GIVEN TASK: Your task is to reproduce the entries below word for word.

======== SOURCE DATA ========

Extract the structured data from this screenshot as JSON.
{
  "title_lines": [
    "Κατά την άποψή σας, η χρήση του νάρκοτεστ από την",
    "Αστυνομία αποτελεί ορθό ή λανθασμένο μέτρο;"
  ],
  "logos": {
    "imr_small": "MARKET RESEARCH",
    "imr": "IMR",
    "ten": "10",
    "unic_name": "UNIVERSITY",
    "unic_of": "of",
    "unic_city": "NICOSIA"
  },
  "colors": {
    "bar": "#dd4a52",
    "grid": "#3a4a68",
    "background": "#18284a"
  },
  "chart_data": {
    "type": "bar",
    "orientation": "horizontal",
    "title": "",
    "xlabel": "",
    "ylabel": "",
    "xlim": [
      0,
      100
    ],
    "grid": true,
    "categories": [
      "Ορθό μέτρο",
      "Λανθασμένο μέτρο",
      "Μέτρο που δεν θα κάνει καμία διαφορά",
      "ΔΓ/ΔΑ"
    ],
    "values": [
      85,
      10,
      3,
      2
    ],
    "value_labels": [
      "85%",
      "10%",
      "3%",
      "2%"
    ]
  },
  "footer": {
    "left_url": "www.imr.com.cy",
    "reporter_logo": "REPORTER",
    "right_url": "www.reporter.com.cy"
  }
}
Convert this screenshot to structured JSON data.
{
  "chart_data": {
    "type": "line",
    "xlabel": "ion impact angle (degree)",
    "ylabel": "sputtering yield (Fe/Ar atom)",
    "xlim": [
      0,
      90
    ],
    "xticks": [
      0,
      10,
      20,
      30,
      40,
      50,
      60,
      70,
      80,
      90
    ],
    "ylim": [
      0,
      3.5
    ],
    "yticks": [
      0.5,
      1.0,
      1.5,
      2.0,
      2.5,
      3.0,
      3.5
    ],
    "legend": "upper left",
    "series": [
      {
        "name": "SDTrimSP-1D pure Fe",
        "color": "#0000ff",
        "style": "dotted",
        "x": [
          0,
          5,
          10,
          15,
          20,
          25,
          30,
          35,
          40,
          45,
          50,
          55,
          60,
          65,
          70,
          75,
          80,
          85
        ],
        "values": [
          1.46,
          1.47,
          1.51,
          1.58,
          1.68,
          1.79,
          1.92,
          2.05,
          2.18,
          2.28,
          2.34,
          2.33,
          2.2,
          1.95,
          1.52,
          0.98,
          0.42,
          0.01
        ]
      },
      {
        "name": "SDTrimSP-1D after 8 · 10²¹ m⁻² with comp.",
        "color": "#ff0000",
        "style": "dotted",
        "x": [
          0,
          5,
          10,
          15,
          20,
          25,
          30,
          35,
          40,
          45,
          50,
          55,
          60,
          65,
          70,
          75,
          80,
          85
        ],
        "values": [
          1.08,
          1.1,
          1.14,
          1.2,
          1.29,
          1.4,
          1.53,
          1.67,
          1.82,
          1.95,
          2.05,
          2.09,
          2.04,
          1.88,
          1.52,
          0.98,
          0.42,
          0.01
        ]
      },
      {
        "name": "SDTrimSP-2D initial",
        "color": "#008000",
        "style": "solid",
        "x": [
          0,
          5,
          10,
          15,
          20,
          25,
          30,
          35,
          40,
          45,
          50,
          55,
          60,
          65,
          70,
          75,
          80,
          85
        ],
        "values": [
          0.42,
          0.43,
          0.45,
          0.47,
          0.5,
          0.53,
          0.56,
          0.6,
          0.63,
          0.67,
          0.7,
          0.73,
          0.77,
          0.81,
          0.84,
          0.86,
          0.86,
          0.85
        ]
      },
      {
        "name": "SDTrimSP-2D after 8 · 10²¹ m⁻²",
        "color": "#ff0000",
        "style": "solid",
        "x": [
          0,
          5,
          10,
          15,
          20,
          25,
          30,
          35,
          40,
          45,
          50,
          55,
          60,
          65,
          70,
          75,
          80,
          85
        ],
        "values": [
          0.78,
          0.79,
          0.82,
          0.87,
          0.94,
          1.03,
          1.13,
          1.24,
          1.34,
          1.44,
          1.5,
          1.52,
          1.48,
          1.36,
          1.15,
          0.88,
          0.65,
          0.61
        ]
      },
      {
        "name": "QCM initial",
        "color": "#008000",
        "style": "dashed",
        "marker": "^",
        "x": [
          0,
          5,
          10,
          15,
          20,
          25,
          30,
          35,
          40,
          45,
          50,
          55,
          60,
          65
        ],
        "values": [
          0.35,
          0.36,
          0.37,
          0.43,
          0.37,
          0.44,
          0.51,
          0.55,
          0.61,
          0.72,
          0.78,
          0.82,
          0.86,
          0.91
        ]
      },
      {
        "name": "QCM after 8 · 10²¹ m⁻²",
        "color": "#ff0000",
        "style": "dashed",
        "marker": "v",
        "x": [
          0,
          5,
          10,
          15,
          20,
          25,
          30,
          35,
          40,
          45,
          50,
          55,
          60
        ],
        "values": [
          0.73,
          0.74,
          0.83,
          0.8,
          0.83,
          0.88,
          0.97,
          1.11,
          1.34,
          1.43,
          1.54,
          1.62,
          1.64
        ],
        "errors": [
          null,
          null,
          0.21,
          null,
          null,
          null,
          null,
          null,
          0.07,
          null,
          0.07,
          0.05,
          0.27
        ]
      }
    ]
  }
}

========

RESPONSE TO THE EXERCISE:
Extract the structured data from this screenshot as JSON.
{
  "title_lines": [
    "Κατά την άποψή σας, η χρήση του νάρκοτεστ από την",
    "Αστυνομία αποτελεί ορθό ή λανθασμένο μέτρο;"
  ],
  "logos": {
    "imr_small": "MARKET RESEARCH",
    "imr": "IMR",
    "ten": "10",
    "unic_name": "UNIVERSITY",
    "unic_of": "of",
    "unic_city": "NICOSIA"
  },
  "colors": {
    "bar": "#dd4a52",
    "grid": "#3a4a68",
    "background": "#18284a"
  },
  "chart_data": {
    "type": "bar",
    "orientation": "horizontal",
    "title": "",
    "xlabel": "",
    "ylabel": "",
    "xlim": [
      0,
      100
    ],
    "grid": true,
    "categories": [
      "Ορθό μέτρο",
      "Λανθασμένο μέτρο",
      "Μέτρο που δεν θα κάνει καμία διαφορά",
      "ΔΓ/ΔΑ"
    ],
    "values": [
      85,
      10,
      3,
      2
    ],
    "value_labels": [
      "85%",
      "10%",
      "3%",
      "2%"
    ]
  },
  "footer": {
    "left_url": "www.imr.com.cy",
    "reporter_logo": "REPORTER",
    "right_url": "www.reporter.com.cy"
  }
}
Convert this screenshot to structured JSON data.
{
  "chart_data": {
    "type": "line",
    "xlabel": "ion impact angle (degree)",
    "ylabel": "sputtering yield (Fe/Ar atom)",
    "xlim": [
      0,
      90
    ],
    "xticks": [
      0,
      10,
      20,
      30,
      40,
      50,
      60,
      70,
      80,
      90
    ],
    "ylim": [
      0,
      3.5
    ],
    "yticks": [
      0.5,
      1.0,
      1.5,
      2.0,
      2.5,
      3.0,
      3.5
    ],
    "legend": "upper left",
    "series": [
      {
        "name": "SDTrimSP-1D pure Fe",
        "color": "#0000ff",
        "style": "dotted",
        "x": [
          0,
          5,
          10,
          15,
          20,
          25,
          30,
          35,
          40,
          45,
          50,
          55,
          60,
          65,
          70,
          75,
          80,
          85
        ],
        "values": [
          1.46,
          1.47,
          1.51,
          1.58,
          1.68,
          1.79,
          1.92,
          2.05,
          2.18,
          2.28,
          2.34,
          2.33,
          2.2,
          1.95,
          1.52,
          0.98,
          0.42,
          0.01
        ]
      },
      {
        "name": "SDTrimSP-1D after 8 · 10²¹ m⁻² with comp.",
        "color": "#ff0000",
        "style": "dotted",
        "x": [
          0,
          5,
          10,
          15,
          20,
          25,
          30,
          35,
          40,
          45,
          50,
          55,
          60,
          65,
          70,
          75,
          80,
          85
        ],
        "values": [
          1.08,
          1.1,
          1.14,
          1.2,
          1.29,
          1.4,
          1.53,
          1.67,
          1.82,
          1.95,
          2.05,
          2.09,
          2.04,
          1.88,
          1.52,
          0.98,
          0.42,
          0.01
        ]
      },
      {
        "name": "SDTrimSP-2D initial",
        "color": "#008000",
        "style": "solid",
        "x": [
          0,
          5,
          10,
          15,
          20,
          25,
          30,
          35,
          40,
          45,
          50,
          55,
          60,
          65,
          70,
          75,
          80,
          85
        ],
        "values": [
          0.42,
          0.43,
          0.45,
          0.47,
          0.5,
          0.53,
          0.56,
          0.6,
          0.63,
          0.67,
          0.7,
          0.73,
          0.77,
          0.81,
          0.84,
          0.86,
          0.86,
          0.85
        ]
      },
      {
        "name": "SDTrimSP-2D after 8 · 10²¹ m⁻²",
        "color": "#ff0000",
        "style": "solid",
        "x": [
          0,
          5,
          10,
          15,
          20,
          25,
          30,
          35,
          40,
          45,
          50,
          55,
          60,
          65,
          70,
          75,
          80,
          85
        ],
        "values": [
          0.78,
          0.79,
          0.82,
          0.87,
          0.94,
          1.03,
          1.13,
          1.24,
          1.34,
          1.44,
          1.5,
          1.52,
          1.48,
          1.36,
          1.15,
          0.88,
          0.65,
          0.61
        ]
      },
      {
        "name": "QCM initial",
        "color": "#008000",
        "style": "dashed",
        "marker": "^",
        "x": [
          0,
          5,
          10,
          15,
          20,
          25,
          30,
          35,
          40,
          45,
          50,
          55,
          60,
          65
        ],
        "values": [
          0.35,
          0.36,
          0.37,
          0.43,
          0.37,
          0.44,
          0.51,
          0.55,
          0.61,
          0.72,
          0.78,
          0.82,
          0.86,
          0.91
        ]
      },
      {
        "name": "QCM after 8 · 10²¹ m⁻²",
        "color": "#ff0000",
        "style": "dashed",
        "marker": "v",
        "x": [
          0,
          5,
          10,
          15,
          20,
          25,
          30,
          35,
          40,
          45,
          50,
          55,
          60
        ],
        "values": [
          0.73,
          0.74,
          0.83,
          0.8,
          0.83,
          0.88,
          0.97,
          1.11,
          1.34,
          1.43,
          1.54,
          1.62,
          1.64
        ],
        "errors": [
          null,
          null,
          0.21,
          null,
          null,
          null,
          null,
          null,
          0.07,
          null,
          0.07,
          0.05,
          0.27
        ]
      }
    ]
  }
}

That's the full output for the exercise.